» **Exercise goal**: Which lines contain the string "subtitle"? Please list every one of them.

— start of Given entries —

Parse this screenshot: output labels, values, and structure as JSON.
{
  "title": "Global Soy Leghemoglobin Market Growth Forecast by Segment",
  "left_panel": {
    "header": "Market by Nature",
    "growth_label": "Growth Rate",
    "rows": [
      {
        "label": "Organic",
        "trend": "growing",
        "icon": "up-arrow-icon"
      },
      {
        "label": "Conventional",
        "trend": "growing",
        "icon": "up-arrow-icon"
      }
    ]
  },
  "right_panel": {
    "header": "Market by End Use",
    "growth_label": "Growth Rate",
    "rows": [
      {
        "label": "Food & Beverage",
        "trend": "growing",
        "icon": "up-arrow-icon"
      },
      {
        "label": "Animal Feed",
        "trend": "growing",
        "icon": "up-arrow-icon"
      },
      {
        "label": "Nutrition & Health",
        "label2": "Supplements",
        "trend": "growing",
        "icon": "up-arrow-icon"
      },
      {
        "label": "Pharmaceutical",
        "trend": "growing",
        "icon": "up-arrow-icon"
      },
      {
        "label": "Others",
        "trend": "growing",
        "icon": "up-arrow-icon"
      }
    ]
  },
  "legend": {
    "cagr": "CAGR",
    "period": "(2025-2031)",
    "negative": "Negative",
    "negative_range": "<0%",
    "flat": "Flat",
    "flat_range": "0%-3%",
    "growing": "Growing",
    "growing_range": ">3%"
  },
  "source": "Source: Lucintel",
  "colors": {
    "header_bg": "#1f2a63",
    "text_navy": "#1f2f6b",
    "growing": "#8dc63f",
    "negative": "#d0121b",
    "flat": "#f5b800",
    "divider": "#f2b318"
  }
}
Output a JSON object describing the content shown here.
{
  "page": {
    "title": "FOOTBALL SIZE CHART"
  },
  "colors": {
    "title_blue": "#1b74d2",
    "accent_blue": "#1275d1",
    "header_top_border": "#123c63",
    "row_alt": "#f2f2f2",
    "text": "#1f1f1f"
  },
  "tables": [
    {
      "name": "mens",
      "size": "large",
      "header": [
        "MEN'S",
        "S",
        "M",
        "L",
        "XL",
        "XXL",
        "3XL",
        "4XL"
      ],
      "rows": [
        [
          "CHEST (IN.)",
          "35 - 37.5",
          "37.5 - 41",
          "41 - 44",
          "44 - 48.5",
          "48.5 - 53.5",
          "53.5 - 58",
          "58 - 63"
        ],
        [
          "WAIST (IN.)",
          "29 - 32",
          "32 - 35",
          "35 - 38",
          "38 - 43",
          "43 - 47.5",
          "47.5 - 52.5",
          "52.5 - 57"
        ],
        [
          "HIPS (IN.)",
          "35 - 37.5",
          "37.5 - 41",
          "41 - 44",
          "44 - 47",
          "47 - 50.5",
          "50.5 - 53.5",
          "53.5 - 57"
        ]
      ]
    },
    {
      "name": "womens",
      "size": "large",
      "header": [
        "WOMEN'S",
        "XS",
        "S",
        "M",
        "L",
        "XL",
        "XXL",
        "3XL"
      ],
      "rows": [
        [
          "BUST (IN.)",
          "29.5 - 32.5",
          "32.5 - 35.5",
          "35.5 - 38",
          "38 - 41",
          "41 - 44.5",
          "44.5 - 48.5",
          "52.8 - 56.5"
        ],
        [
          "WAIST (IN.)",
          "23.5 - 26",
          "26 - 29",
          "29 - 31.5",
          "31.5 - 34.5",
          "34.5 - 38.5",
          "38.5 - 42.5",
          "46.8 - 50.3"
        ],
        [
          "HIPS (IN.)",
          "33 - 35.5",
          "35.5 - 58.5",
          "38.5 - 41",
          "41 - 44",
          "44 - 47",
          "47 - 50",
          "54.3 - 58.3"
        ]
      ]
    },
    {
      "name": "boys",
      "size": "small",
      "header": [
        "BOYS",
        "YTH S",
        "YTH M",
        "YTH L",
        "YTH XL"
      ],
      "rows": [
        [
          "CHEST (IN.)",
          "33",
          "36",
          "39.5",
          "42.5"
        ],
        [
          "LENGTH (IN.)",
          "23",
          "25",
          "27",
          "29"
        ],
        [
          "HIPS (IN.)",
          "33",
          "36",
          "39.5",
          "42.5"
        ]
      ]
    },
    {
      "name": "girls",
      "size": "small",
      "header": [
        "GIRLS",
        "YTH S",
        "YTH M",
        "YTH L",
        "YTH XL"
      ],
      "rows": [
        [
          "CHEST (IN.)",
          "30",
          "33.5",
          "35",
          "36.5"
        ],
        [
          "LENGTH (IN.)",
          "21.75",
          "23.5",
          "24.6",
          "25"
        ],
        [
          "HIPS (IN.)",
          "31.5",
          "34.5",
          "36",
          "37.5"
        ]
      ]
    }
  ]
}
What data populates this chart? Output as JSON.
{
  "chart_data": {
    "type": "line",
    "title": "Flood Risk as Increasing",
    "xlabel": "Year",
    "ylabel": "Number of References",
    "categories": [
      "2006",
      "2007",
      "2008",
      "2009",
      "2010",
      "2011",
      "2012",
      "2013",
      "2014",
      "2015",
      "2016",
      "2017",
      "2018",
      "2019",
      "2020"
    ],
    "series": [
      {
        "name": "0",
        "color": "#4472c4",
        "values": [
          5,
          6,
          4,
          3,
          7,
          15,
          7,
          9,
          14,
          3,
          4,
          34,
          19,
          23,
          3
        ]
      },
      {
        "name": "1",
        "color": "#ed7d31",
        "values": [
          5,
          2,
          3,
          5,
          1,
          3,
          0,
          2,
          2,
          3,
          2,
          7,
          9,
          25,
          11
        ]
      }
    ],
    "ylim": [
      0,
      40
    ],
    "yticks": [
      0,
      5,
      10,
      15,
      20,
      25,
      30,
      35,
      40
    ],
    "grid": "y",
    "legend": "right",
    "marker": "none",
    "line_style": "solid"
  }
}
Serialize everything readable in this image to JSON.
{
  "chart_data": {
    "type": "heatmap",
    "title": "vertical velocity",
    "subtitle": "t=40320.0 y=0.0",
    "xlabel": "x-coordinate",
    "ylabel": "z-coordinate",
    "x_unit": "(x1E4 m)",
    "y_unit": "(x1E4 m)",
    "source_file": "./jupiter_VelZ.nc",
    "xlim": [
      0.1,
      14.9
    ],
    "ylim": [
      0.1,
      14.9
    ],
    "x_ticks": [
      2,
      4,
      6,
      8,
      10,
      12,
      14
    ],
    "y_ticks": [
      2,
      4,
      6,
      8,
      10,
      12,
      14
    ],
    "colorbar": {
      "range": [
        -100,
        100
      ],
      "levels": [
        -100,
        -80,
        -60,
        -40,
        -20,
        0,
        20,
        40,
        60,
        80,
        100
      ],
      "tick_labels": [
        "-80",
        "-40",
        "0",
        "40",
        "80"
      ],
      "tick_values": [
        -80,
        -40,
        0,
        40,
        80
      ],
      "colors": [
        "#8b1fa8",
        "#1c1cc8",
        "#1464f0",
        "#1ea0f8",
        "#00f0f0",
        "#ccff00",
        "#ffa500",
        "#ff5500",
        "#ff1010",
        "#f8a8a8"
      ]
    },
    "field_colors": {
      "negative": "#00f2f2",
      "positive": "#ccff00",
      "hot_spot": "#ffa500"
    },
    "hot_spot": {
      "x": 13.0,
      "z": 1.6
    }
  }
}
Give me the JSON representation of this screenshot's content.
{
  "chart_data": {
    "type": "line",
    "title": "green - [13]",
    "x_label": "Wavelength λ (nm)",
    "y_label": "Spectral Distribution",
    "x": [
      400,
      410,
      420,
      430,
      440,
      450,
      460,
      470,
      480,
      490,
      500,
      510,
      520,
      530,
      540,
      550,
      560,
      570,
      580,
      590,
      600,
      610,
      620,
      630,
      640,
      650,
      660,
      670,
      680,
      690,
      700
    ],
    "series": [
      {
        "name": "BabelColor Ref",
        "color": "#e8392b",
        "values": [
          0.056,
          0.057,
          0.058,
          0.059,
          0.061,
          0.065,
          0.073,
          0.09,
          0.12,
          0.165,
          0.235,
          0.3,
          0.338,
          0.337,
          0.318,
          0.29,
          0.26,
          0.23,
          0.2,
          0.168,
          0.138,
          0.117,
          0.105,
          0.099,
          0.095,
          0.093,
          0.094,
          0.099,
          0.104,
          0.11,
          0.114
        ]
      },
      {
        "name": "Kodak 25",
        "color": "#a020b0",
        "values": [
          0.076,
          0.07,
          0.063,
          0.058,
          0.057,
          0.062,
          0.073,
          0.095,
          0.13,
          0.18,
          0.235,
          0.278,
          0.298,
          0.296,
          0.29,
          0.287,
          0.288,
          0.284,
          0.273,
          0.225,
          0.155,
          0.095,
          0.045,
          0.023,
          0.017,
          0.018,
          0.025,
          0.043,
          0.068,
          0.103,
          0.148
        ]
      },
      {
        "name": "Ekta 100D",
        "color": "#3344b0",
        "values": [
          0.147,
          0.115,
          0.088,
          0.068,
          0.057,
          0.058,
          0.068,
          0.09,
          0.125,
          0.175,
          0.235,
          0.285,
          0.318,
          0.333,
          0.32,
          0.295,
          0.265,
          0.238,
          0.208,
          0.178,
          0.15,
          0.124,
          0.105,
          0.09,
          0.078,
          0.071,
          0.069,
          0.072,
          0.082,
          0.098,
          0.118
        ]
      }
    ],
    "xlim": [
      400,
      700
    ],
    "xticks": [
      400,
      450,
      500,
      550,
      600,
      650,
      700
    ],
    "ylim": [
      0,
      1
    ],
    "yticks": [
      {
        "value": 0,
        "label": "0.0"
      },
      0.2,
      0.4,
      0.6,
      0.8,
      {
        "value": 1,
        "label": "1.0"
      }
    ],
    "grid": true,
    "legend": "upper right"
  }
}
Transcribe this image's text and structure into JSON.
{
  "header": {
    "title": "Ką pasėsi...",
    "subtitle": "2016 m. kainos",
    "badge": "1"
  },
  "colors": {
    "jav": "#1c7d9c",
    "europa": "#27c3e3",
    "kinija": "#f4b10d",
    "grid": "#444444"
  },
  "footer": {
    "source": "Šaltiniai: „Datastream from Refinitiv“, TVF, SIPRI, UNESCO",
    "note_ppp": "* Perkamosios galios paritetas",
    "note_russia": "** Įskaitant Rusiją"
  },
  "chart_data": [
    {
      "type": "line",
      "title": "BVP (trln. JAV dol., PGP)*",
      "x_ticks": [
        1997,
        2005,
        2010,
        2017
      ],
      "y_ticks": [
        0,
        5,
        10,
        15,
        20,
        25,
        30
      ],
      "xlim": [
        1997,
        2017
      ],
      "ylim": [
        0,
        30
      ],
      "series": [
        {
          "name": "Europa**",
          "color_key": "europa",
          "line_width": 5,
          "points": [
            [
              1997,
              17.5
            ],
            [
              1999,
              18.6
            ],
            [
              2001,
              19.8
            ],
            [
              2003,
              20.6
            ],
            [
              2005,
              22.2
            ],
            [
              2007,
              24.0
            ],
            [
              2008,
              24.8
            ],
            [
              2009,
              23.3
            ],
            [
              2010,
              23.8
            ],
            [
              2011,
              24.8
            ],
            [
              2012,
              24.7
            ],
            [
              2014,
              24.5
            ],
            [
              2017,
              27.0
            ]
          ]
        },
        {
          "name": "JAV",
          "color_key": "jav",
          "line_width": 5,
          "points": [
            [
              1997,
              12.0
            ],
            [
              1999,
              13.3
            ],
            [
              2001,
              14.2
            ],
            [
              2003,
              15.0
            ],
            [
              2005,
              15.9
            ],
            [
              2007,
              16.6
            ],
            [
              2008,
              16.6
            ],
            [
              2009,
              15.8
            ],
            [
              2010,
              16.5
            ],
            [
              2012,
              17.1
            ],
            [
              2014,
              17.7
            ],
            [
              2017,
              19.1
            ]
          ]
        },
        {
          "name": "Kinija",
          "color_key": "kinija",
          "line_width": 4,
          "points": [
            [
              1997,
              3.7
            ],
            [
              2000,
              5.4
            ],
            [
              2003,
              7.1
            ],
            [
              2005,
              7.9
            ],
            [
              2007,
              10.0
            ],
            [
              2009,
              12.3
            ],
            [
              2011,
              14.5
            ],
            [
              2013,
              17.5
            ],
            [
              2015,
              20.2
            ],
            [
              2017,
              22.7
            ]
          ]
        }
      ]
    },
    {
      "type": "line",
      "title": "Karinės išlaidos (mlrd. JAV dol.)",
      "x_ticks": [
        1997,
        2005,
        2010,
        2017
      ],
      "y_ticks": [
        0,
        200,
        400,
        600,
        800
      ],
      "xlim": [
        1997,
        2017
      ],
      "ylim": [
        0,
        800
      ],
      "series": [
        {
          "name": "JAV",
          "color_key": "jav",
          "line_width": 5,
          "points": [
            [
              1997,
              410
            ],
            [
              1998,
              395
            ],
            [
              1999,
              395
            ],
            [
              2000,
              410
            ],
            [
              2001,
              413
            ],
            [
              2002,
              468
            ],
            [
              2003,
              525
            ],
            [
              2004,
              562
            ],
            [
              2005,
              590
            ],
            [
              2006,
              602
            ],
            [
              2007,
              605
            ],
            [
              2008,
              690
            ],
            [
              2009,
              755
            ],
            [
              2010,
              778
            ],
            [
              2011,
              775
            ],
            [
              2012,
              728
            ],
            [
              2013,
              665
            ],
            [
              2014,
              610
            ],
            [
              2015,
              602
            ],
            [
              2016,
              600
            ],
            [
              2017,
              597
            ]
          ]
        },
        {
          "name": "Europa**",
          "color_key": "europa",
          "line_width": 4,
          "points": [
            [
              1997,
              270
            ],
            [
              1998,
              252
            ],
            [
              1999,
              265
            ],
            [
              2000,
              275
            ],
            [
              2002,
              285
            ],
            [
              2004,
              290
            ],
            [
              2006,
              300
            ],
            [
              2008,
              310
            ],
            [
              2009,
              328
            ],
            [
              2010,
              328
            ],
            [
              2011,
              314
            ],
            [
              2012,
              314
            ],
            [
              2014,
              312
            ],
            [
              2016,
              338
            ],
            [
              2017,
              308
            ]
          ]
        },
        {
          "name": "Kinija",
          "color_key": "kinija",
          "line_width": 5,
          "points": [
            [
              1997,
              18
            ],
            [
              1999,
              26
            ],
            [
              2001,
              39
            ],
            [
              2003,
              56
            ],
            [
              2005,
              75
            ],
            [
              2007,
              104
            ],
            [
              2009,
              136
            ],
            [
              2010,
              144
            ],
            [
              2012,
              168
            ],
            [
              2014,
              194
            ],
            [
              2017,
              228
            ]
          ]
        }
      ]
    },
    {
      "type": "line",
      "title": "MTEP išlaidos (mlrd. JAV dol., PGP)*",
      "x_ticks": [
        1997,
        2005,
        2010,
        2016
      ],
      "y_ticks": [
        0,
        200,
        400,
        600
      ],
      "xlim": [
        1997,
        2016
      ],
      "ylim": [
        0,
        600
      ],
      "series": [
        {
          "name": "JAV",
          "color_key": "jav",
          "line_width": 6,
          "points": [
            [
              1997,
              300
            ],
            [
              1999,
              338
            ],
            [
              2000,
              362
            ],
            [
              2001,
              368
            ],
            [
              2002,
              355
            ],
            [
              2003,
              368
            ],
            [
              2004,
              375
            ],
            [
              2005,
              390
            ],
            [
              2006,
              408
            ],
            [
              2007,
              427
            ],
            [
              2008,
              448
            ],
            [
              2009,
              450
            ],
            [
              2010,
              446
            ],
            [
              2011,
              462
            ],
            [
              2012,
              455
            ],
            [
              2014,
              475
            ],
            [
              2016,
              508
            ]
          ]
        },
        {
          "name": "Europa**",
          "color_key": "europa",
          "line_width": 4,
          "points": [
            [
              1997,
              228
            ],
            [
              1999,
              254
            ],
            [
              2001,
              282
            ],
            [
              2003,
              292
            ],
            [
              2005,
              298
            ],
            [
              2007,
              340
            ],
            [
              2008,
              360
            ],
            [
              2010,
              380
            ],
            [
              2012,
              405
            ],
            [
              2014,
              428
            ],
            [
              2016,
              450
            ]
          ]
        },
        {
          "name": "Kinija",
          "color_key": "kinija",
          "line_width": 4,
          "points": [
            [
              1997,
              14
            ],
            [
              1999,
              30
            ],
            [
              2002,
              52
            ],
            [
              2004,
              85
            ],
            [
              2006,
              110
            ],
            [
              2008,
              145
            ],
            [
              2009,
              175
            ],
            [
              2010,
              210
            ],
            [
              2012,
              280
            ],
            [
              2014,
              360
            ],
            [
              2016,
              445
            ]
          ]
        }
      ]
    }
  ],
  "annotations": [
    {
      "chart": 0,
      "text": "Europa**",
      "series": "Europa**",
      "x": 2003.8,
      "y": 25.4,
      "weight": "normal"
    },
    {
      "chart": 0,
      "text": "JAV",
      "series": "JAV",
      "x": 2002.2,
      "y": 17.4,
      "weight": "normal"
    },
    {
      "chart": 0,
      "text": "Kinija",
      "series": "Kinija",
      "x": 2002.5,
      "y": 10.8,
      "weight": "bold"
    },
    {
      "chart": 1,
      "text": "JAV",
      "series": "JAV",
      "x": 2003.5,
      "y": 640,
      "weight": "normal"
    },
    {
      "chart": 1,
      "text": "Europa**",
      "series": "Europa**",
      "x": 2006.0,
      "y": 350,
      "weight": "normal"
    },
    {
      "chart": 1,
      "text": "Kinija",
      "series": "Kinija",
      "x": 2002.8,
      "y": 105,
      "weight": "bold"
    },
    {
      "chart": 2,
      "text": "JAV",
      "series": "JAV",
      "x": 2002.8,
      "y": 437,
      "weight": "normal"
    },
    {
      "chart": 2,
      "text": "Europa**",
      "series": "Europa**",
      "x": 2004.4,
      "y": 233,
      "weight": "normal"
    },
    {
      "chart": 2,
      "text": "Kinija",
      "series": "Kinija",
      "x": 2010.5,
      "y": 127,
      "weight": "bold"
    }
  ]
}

— end of Given entries —

» **Full answer**:
    "subtitle": "t=40320.0 y=0.0",
    "subtitle": "2016 m. kainos",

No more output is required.